### [WRITTEN TASK]
Output the data word for word, dropping every image.

----

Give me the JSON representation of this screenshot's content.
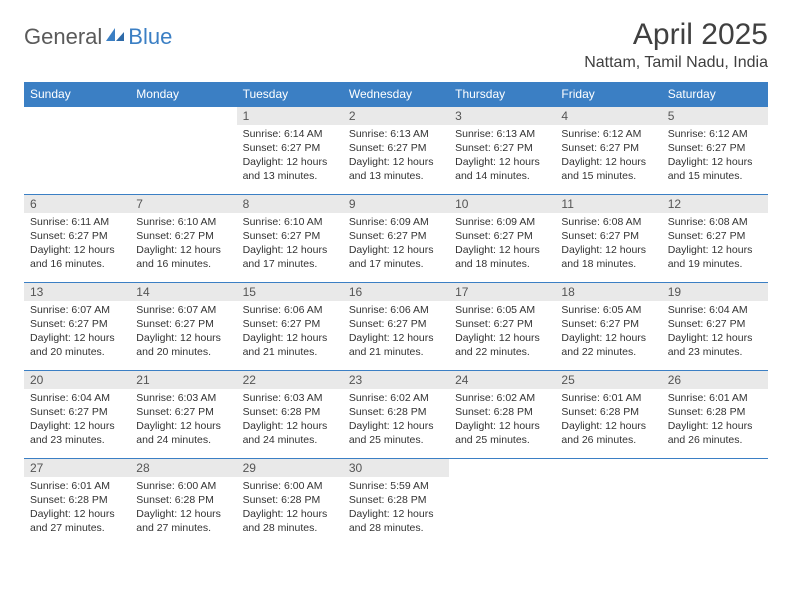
{
  "header": {
    "logo_general": "General",
    "logo_blue": "Blue",
    "month_title": "April 2025",
    "location": "Nattam, Tamil Nadu, India"
  },
  "colors": {
    "header_bg": "#3b7fc4",
    "header_text": "#ffffff",
    "daynum_bg": "#e9e9e9",
    "border": "#3b7fc4",
    "logo_blue": "#3b7fc4",
    "logo_gray": "#5a5a5a"
  },
  "weekdays": [
    "Sunday",
    "Monday",
    "Tuesday",
    "Wednesday",
    "Thursday",
    "Friday",
    "Saturday"
  ],
  "weeks": [
    [
      {
        "num": "",
        "sunrise": "",
        "sunset": "",
        "daylight": ""
      },
      {
        "num": "",
        "sunrise": "",
        "sunset": "",
        "daylight": ""
      },
      {
        "num": "1",
        "sunrise": "Sunrise: 6:14 AM",
        "sunset": "Sunset: 6:27 PM",
        "daylight": "Daylight: 12 hours and 13 minutes."
      },
      {
        "num": "2",
        "sunrise": "Sunrise: 6:13 AM",
        "sunset": "Sunset: 6:27 PM",
        "daylight": "Daylight: 12 hours and 13 minutes."
      },
      {
        "num": "3",
        "sunrise": "Sunrise: 6:13 AM",
        "sunset": "Sunset: 6:27 PM",
        "daylight": "Daylight: 12 hours and 14 minutes."
      },
      {
        "num": "4",
        "sunrise": "Sunrise: 6:12 AM",
        "sunset": "Sunset: 6:27 PM",
        "daylight": "Daylight: 12 hours and 15 minutes."
      },
      {
        "num": "5",
        "sunrise": "Sunrise: 6:12 AM",
        "sunset": "Sunset: 6:27 PM",
        "daylight": "Daylight: 12 hours and 15 minutes."
      }
    ],
    [
      {
        "num": "6",
        "sunrise": "Sunrise: 6:11 AM",
        "sunset": "Sunset: 6:27 PM",
        "daylight": "Daylight: 12 hours and 16 minutes."
      },
      {
        "num": "7",
        "sunrise": "Sunrise: 6:10 AM",
        "sunset": "Sunset: 6:27 PM",
        "daylight": "Daylight: 12 hours and 16 minutes."
      },
      {
        "num": "8",
        "sunrise": "Sunrise: 6:10 AM",
        "sunset": "Sunset: 6:27 PM",
        "daylight": "Daylight: 12 hours and 17 minutes."
      },
      {
        "num": "9",
        "sunrise": "Sunrise: 6:09 AM",
        "sunset": "Sunset: 6:27 PM",
        "daylight": "Daylight: 12 hours and 17 minutes."
      },
      {
        "num": "10",
        "sunrise": "Sunrise: 6:09 AM",
        "sunset": "Sunset: 6:27 PM",
        "daylight": "Daylight: 12 hours and 18 minutes."
      },
      {
        "num": "11",
        "sunrise": "Sunrise: 6:08 AM",
        "sunset": "Sunset: 6:27 PM",
        "daylight": "Daylight: 12 hours and 18 minutes."
      },
      {
        "num": "12",
        "sunrise": "Sunrise: 6:08 AM",
        "sunset": "Sunset: 6:27 PM",
        "daylight": "Daylight: 12 hours and 19 minutes."
      }
    ],
    [
      {
        "num": "13",
        "sunrise": "Sunrise: 6:07 AM",
        "sunset": "Sunset: 6:27 PM",
        "daylight": "Daylight: 12 hours and 20 minutes."
      },
      {
        "num": "14",
        "sunrise": "Sunrise: 6:07 AM",
        "sunset": "Sunset: 6:27 PM",
        "daylight": "Daylight: 12 hours and 20 minutes."
      },
      {
        "num": "15",
        "sunrise": "Sunrise: 6:06 AM",
        "sunset": "Sunset: 6:27 PM",
        "daylight": "Daylight: 12 hours and 21 minutes."
      },
      {
        "num": "16",
        "sunrise": "Sunrise: 6:06 AM",
        "sunset": "Sunset: 6:27 PM",
        "daylight": "Daylight: 12 hours and 21 minutes."
      },
      {
        "num": "17",
        "sunrise": "Sunrise: 6:05 AM",
        "sunset": "Sunset: 6:27 PM",
        "daylight": "Daylight: 12 hours and 22 minutes."
      },
      {
        "num": "18",
        "sunrise": "Sunrise: 6:05 AM",
        "sunset": "Sunset: 6:27 PM",
        "daylight": "Daylight: 12 hours and 22 minutes."
      },
      {
        "num": "19",
        "sunrise": "Sunrise: 6:04 AM",
        "sunset": "Sunset: 6:27 PM",
        "daylight": "Daylight: 12 hours and 23 minutes."
      }
    ],
    [
      {
        "num": "20",
        "sunrise": "Sunrise: 6:04 AM",
        "sunset": "Sunset: 6:27 PM",
        "daylight": "Daylight: 12 hours and 23 minutes."
      },
      {
        "num": "21",
        "sunrise": "Sunrise: 6:03 AM",
        "sunset": "Sunset: 6:27 PM",
        "daylight": "Daylight: 12 hours and 24 minutes."
      },
      {
        "num": "22",
        "sunrise": "Sunrise: 6:03 AM",
        "sunset": "Sunset: 6:28 PM",
        "daylight": "Daylight: 12 hours and 24 minutes."
      },
      {
        "num": "23",
        "sunrise": "Sunrise: 6:02 AM",
        "sunset": "Sunset: 6:28 PM",
        "daylight": "Daylight: 12 hours and 25 minutes."
      },
      {
        "num": "24",
        "sunrise": "Sunrise: 6:02 AM",
        "sunset": "Sunset: 6:28 PM",
        "daylight": "Daylight: 12 hours and 25 minutes."
      },
      {
        "num": "25",
        "sunrise": "Sunrise: 6:01 AM",
        "sunset": "Sunset: 6:28 PM",
        "daylight": "Daylight: 12 hours and 26 minutes."
      },
      {
        "num": "26",
        "sunrise": "Sunrise: 6:01 AM",
        "sunset": "Sunset: 6:28 PM",
        "daylight": "Daylight: 12 hours and 26 minutes."
      }
    ],
    [
      {
        "num": "27",
        "sunrise": "Sunrise: 6:01 AM",
        "sunset": "Sunset: 6:28 PM",
        "daylight": "Daylight: 12 hours and 27 minutes."
      },
      {
        "num": "28",
        "sunrise": "Sunrise: 6:00 AM",
        "sunset": "Sunset: 6:28 PM",
        "daylight": "Daylight: 12 hours and 27 minutes."
      },
      {
        "num": "29",
        "sunrise": "Sunrise: 6:00 AM",
        "sunset": "Sunset: 6:28 PM",
        "daylight": "Daylight: 12 hours and 28 minutes."
      },
      {
        "num": "30",
        "sunrise": "Sunrise: 5:59 AM",
        "sunset": "Sunset: 6:28 PM",
        "daylight": "Daylight: 12 hours and 28 minutes."
      },
      {
        "num": "",
        "sunrise": "",
        "sunset": "",
        "daylight": ""
      },
      {
        "num": "",
        "sunrise": "",
        "sunset": "",
        "daylight": ""
      },
      {
        "num": "",
        "sunrise": "",
        "sunset": "",
        "daylight": ""
      }
    ]
  ]
}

----

### [FINISHED EXERCISE]
Give me the JSON representation of this screenshot's content.
{
  "header": {
    "logo_general": "General",
    "logo_blue": "Blue",
    "month_title": "April 2025",
    "location": "Nattam, Tamil Nadu, India"
  },
  "colors": {
    "header_bg": "#3b7fc4",
    "header_text": "#ffffff",
    "daynum_bg": "#e9e9e9",
    "border": "#3b7fc4",
    "logo_blue": "#3b7fc4",
    "logo_gray": "#5a5a5a"
  },
  "weekdays": [
    "Sunday",
    "Monday",
    "Tuesday",
    "Wednesday",
    "Thursday",
    "Friday",
    "Saturday"
  ],
  "weeks": [
    [
      {
        "num": "",
        "sunrise": "",
        "sunset": "",
        "daylight": ""
      },
      {
        "num": "",
        "sunrise": "",
        "sunset": "",
        "daylight": ""
      },
      {
        "num": "1",
        "sunrise": "Sunrise: 6:14 AM",
        "sunset": "Sunset: 6:27 PM",
        "daylight": "Daylight: 12 hours and 13 minutes."
      },
      {
        "num": "2",
        "sunrise": "Sunrise: 6:13 AM",
        "sunset": "Sunset: 6:27 PM",
        "daylight": "Daylight: 12 hours and 13 minutes."
      },
      {
        "num": "3",
        "sunrise": "Sunrise: 6:13 AM",
        "sunset": "Sunset: 6:27 PM",
        "daylight": "Daylight: 12 hours and 14 minutes."
      },
      {
        "num": "4",
        "sunrise": "Sunrise: 6:12 AM",
        "sunset": "Sunset: 6:27 PM",
        "daylight": "Daylight: 12 hours and 15 minutes."
      },
      {
        "num": "5",
        "sunrise": "Sunrise: 6:12 AM",
        "sunset": "Sunset: 6:27 PM",
        "daylight": "Daylight: 12 hours and 15 minutes."
      }
    ],
    [
      {
        "num": "6",
        "sunrise": "Sunrise: 6:11 AM",
        "sunset": "Sunset: 6:27 PM",
        "daylight": "Daylight: 12 hours and 16 minutes."
      },
      {
        "num": "7",
        "sunrise": "Sunrise: 6:10 AM",
        "sunset": "Sunset: 6:27 PM",
        "daylight": "Daylight: 12 hours and 16 minutes."
      },
      {
        "num": "8",
        "sunrise": "Sunrise: 6:10 AM",
        "sunset": "Sunset: 6:27 PM",
        "daylight": "Daylight: 12 hours and 17 minutes."
      },
      {
        "num": "9",
        "sunrise": "Sunrise: 6:09 AM",
        "sunset": "Sunset: 6:27 PM",
        "daylight": "Daylight: 12 hours and 17 minutes."
      },
      {
        "num": "10",
        "sunrise": "Sunrise: 6:09 AM",
        "sunset": "Sunset: 6:27 PM",
        "daylight": "Daylight: 12 hours and 18 minutes."
      },
      {
        "num": "11",
        "sunrise": "Sunrise: 6:08 AM",
        "sunset": "Sunset: 6:27 PM",
        "daylight": "Daylight: 12 hours and 18 minutes."
      },
      {
        "num": "12",
        "sunrise": "Sunrise: 6:08 AM",
        "sunset": "Sunset: 6:27 PM",
        "daylight": "Daylight: 12 hours and 19 minutes."
      }
    ],
    [
      {
        "num": "13",
        "sunrise": "Sunrise: 6:07 AM",
        "sunset": "Sunset: 6:27 PM",
        "daylight": "Daylight: 12 hours and 20 minutes."
      },
      {
        "num": "14",
        "sunrise": "Sunrise: 6:07 AM",
        "sunset": "Sunset: 6:27 PM",
        "daylight": "Daylight: 12 hours and 20 minutes."
      },
      {
        "num": "15",
        "sunrise": "Sunrise: 6:06 AM",
        "sunset": "Sunset: 6:27 PM",
        "daylight": "Daylight: 12 hours and 21 minutes."
      },
      {
        "num": "16",
        "sunrise": "Sunrise: 6:06 AM",
        "sunset": "Sunset: 6:27 PM",
        "daylight": "Daylight: 12 hours and 21 minutes."
      },
      {
        "num": "17",
        "sunrise": "Sunrise: 6:05 AM",
        "sunset": "Sunset: 6:27 PM",
        "daylight": "Daylight: 12 hours and 22 minutes."
      },
      {
        "num": "18",
        "sunrise": "Sunrise: 6:05 AM",
        "sunset": "Sunset: 6:27 PM",
        "daylight": "Daylight: 12 hours and 22 minutes."
      },
      {
        "num": "19",
        "sunrise": "Sunrise: 6:04 AM",
        "sunset": "Sunset: 6:27 PM",
        "daylight": "Daylight: 12 hours and 23 minutes."
      }
    ],
    [
      {
        "num": "20",
        "sunrise": "Sunrise: 6:04 AM",
        "sunset": "Sunset: 6:27 PM",
        "daylight": "Daylight: 12 hours and 23 minutes."
      },
      {
        "num": "21",
        "sunrise": "Sunrise: 6:03 AM",
        "sunset": "Sunset: 6:27 PM",
        "daylight": "Daylight: 12 hours and 24 minutes."
      },
      {
        "num": "22",
        "sunrise": "Sunrise: 6:03 AM",
        "sunset": "Sunset: 6:28 PM",
        "daylight": "Daylight: 12 hours and 24 minutes."
      },
      {
        "num": "23",
        "sunrise": "Sunrise: 6:02 AM",
        "sunset": "Sunset: 6:28 PM",
        "daylight": "Daylight: 12 hours and 25 minutes."
      },
      {
        "num": "24",
        "sunrise": "Sunrise: 6:02 AM",
        "sunset": "Sunset: 6:28 PM",
        "daylight": "Daylight: 12 hours and 25 minutes."
      },
      {
        "num": "25",
        "sunrise": "Sunrise: 6:01 AM",
        "sunset": "Sunset: 6:28 PM",
        "daylight": "Daylight: 12 hours and 26 minutes."
      },
      {
        "num": "26",
        "sunrise": "Sunrise: 6:01 AM",
        "sunset": "Sunset: 6:28 PM",
        "daylight": "Daylight: 12 hours and 26 minutes."
      }
    ],
    [
      {
        "num": "27",
        "sunrise": "Sunrise: 6:01 AM",
        "sunset": "Sunset: 6:28 PM",
        "daylight": "Daylight: 12 hours and 27 minutes."
      },
      {
        "num": "28",
        "sunrise": "Sunrise: 6:00 AM",
        "sunset": "Sunset: 6:28 PM",
        "daylight": "Daylight: 12 hours and 27 minutes."
      },
      {
        "num": "29",
        "sunrise": "Sunrise: 6:00 AM",
        "sunset": "Sunset: 6:28 PM",
        "daylight": "Daylight: 12 hours and 28 minutes."
      },
      {
        "num": "30",
        "sunrise": "Sunrise: 5:59 AM",
        "sunset": "Sunset: 6:28 PM",
        "daylight": "Daylight: 12 hours and 28 minutes."
      },
      {
        "num": "",
        "sunrise": "",
        "sunset": "",
        "daylight": ""
      },
      {
        "num": "",
        "sunrise": "",
        "sunset": "",
        "daylight": ""
      },
      {
        "num": "",
        "sunrise": "",
        "sunset": "",
        "daylight": ""
      }
    ]
  ]
}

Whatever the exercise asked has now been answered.